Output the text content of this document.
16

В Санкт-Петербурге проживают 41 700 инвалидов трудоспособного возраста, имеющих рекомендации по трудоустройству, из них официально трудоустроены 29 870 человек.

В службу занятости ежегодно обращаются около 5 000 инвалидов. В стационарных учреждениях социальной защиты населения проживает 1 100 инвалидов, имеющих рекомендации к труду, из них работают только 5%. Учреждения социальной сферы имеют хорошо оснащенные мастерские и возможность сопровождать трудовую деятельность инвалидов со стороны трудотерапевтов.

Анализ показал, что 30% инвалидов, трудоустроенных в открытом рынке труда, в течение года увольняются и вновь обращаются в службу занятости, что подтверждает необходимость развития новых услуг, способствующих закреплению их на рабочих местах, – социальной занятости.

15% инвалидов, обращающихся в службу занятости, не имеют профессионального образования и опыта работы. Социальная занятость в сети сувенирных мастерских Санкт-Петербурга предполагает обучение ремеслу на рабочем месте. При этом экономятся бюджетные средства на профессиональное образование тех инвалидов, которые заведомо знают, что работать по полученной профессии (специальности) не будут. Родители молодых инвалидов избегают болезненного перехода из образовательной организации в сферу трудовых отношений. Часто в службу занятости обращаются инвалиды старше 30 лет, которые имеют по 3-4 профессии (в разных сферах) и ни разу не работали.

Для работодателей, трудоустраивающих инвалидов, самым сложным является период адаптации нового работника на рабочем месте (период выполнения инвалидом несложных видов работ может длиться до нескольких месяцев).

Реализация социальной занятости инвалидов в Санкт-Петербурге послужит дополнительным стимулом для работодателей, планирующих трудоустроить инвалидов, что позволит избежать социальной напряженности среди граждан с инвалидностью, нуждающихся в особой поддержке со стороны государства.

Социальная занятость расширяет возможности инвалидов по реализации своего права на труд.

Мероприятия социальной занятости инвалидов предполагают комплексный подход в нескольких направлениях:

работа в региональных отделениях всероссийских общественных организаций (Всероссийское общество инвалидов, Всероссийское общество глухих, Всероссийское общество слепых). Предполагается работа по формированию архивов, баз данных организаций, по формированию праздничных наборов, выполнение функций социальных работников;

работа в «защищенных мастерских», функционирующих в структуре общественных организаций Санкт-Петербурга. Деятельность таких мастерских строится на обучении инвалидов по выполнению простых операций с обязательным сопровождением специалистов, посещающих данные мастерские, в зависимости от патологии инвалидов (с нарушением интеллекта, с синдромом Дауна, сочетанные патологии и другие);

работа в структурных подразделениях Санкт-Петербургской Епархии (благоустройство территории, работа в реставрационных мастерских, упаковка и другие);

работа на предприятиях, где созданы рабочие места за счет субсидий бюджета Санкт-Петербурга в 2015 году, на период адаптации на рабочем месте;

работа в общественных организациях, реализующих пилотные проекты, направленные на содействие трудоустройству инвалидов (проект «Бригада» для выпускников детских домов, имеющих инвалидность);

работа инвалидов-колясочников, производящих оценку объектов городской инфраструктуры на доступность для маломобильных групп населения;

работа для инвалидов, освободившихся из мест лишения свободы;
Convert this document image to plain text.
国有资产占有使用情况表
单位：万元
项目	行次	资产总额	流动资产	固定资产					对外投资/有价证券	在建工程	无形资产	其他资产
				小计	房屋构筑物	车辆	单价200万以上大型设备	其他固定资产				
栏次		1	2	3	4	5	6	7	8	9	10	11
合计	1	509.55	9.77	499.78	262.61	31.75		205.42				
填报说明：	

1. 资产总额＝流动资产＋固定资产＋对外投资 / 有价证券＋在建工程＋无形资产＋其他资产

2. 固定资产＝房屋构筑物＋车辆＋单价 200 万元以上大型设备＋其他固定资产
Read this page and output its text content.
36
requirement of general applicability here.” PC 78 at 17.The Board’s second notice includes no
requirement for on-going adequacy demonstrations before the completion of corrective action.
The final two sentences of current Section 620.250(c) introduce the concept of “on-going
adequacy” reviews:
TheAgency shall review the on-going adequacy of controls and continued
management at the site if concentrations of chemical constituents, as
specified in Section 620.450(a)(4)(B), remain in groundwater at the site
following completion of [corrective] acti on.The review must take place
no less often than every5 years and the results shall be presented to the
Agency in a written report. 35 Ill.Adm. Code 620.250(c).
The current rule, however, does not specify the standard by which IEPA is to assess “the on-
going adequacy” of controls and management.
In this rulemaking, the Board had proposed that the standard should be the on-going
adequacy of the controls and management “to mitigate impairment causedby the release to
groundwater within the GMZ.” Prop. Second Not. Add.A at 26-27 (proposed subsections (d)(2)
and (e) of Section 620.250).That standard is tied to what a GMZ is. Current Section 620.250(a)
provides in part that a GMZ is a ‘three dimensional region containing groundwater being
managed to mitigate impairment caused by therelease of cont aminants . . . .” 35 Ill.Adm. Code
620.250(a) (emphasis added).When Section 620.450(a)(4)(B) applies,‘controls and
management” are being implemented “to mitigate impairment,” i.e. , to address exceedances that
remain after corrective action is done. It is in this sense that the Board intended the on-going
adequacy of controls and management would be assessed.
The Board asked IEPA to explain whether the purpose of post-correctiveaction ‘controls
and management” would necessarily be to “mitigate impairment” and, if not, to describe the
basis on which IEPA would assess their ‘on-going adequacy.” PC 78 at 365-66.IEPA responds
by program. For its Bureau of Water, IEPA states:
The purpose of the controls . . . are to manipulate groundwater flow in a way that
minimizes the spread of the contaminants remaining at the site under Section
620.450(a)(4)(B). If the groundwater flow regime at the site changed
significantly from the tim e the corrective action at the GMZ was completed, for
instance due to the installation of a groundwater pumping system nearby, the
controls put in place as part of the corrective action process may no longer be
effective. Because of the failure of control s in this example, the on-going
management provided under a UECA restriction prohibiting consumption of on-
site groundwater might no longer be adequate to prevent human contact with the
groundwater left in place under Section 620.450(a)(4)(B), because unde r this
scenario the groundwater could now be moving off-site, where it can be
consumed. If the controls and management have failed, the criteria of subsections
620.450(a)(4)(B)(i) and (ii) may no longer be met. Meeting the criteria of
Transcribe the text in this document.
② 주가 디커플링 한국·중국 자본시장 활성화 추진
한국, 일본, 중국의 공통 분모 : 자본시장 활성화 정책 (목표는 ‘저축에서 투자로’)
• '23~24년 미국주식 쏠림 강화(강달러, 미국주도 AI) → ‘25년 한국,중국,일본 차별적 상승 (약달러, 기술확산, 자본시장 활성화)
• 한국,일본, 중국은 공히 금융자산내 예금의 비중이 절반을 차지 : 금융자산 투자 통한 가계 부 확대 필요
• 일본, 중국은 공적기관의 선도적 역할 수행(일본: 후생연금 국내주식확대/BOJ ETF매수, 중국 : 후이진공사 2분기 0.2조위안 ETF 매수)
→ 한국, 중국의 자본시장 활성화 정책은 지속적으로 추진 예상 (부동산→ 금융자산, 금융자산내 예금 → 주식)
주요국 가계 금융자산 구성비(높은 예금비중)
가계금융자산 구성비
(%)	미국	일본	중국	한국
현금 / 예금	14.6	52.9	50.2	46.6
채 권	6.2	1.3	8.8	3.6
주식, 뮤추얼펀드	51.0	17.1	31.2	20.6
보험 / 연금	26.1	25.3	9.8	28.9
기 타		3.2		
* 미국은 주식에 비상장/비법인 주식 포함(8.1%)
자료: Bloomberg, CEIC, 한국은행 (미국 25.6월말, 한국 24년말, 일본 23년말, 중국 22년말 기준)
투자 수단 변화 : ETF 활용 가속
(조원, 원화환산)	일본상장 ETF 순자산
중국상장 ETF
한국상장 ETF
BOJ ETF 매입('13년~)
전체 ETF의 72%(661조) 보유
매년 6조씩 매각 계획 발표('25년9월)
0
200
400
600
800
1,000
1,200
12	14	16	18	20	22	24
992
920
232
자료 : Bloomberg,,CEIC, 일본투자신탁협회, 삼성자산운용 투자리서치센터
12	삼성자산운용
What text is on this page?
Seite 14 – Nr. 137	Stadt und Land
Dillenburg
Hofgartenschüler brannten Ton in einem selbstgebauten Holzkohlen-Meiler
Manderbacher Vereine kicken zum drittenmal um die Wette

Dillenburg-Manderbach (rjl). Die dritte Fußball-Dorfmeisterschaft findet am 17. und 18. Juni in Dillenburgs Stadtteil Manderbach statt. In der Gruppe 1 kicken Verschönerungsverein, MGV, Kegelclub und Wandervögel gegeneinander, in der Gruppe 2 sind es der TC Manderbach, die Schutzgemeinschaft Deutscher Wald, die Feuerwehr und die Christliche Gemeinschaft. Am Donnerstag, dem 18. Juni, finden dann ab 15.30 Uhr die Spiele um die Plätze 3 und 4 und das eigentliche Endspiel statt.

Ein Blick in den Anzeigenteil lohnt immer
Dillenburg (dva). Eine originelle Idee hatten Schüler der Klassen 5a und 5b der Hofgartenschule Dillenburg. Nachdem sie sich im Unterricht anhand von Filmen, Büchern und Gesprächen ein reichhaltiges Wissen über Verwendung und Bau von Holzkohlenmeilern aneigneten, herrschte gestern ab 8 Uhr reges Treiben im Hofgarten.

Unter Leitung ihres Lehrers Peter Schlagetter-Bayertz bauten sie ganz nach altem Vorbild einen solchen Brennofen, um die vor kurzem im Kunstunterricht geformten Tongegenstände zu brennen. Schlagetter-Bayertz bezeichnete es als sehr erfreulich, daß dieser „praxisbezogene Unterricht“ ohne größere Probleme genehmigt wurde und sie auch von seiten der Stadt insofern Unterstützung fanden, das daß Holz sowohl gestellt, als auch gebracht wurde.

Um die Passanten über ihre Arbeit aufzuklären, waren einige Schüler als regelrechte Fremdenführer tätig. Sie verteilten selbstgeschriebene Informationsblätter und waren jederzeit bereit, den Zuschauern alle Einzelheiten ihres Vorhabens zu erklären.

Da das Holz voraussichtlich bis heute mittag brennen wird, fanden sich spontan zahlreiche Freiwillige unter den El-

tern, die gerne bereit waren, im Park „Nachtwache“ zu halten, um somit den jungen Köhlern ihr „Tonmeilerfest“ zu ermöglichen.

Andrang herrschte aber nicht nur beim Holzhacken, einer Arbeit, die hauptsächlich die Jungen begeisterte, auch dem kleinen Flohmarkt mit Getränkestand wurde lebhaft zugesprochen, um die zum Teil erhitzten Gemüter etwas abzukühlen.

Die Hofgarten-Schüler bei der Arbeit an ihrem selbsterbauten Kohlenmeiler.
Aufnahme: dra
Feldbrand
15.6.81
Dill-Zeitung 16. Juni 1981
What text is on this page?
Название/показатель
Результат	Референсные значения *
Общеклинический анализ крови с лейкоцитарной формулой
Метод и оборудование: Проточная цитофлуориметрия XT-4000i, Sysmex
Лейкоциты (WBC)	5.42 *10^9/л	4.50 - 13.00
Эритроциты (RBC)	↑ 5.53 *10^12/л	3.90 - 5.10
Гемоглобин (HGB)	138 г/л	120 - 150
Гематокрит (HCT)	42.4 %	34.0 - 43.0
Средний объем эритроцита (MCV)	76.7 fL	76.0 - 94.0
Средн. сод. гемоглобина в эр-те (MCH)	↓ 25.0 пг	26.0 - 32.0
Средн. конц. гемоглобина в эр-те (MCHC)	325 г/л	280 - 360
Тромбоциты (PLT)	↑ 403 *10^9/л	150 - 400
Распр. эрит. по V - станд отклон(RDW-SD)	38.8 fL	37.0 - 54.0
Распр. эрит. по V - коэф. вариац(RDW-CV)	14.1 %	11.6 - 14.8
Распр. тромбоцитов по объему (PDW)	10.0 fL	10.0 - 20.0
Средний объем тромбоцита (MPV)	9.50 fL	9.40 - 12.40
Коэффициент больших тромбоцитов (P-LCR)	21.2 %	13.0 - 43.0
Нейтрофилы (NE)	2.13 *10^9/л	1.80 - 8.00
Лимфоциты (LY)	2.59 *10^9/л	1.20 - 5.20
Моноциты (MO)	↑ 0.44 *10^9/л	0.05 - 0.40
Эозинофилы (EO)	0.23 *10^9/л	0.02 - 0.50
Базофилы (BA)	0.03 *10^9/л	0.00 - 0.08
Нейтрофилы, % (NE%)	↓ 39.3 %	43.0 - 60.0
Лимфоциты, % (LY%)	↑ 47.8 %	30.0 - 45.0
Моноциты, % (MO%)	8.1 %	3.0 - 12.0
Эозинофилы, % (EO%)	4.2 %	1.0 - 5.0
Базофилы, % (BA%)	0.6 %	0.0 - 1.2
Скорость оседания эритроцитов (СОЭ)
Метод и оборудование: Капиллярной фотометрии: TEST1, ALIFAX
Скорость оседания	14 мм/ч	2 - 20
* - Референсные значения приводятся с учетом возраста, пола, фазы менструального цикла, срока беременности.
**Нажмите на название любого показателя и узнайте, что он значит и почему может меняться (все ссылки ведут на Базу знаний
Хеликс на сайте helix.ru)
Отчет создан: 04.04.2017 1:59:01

# # #

Give the number of lines containing the word "значения". No other answer is needed.

Response to this exercise =>
2